Reproduce the lines of the material exactly, excluding every image.

────

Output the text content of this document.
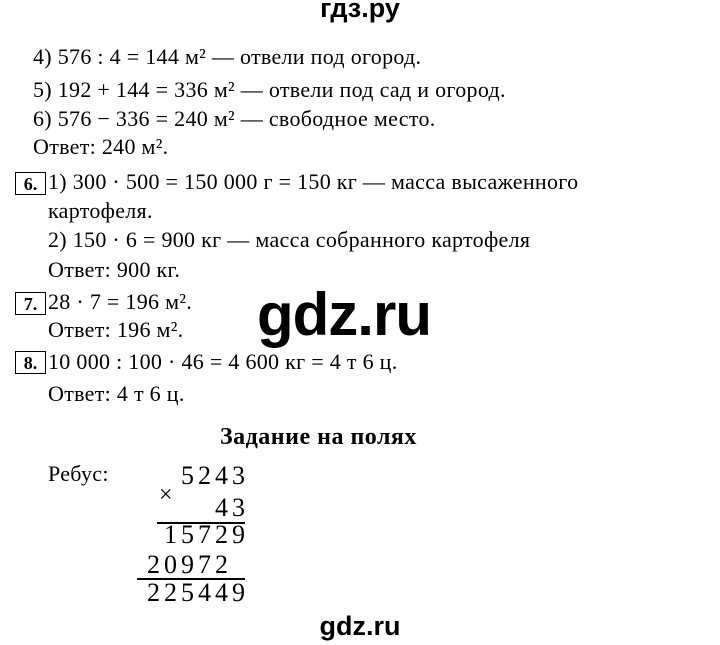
гдз.ру
4) 576 : 4 = 144 м² — отвели под огород.
5) 192 + 144 = 336 м² — отвели под сад и огород.
6) 576 − 336 = 240 м² — свободное место.
Ответ: 240 м².
6. 1) 300 · 500 = 150 000 г = 150 кг — масса высаженного
картофеля.
2) 150 · 6 = 900 кг — масса собранного картофеля
Ответ: 900 кг.
7. 28 · 7 = 196 м².
Ответ: 196 м². gdz.ru
8. 10 000 : 100 · 46 = 4 600 кг = 4 т 6 ц.
Ответ: 4 т 6 ц.
Задание на полях
Ребус:
×
5243
43
15729
20972
225449
gdz.ru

────

## [THE COMPLETED TASK]
Output the text content of this document.
гдз.ру
4) 576 : 4 = 144 м² — отвели под огород.
5) 192 + 144 = 336 м² — отвели под сад и огород.
6) 576 − 336 = 240 м² — свободное место.
Ответ: 240 м².
6. 1) 300 · 500 = 150 000 г = 150 кг — масса высаженного
картофеля.
2) 150 · 6 = 900 кг — масса собранного картофеля
Ответ: 900 кг.
7. 28 · 7 = 196 м².
Ответ: 196 м². gdz.ru
8. 10 000 : 100 · 46 = 4 600 кг = 4 т 6 ц.
Ответ: 4 т 6 ц.
Задание на полях
Ребус:
×
5243
43
15729
20972
225449
gdz.ru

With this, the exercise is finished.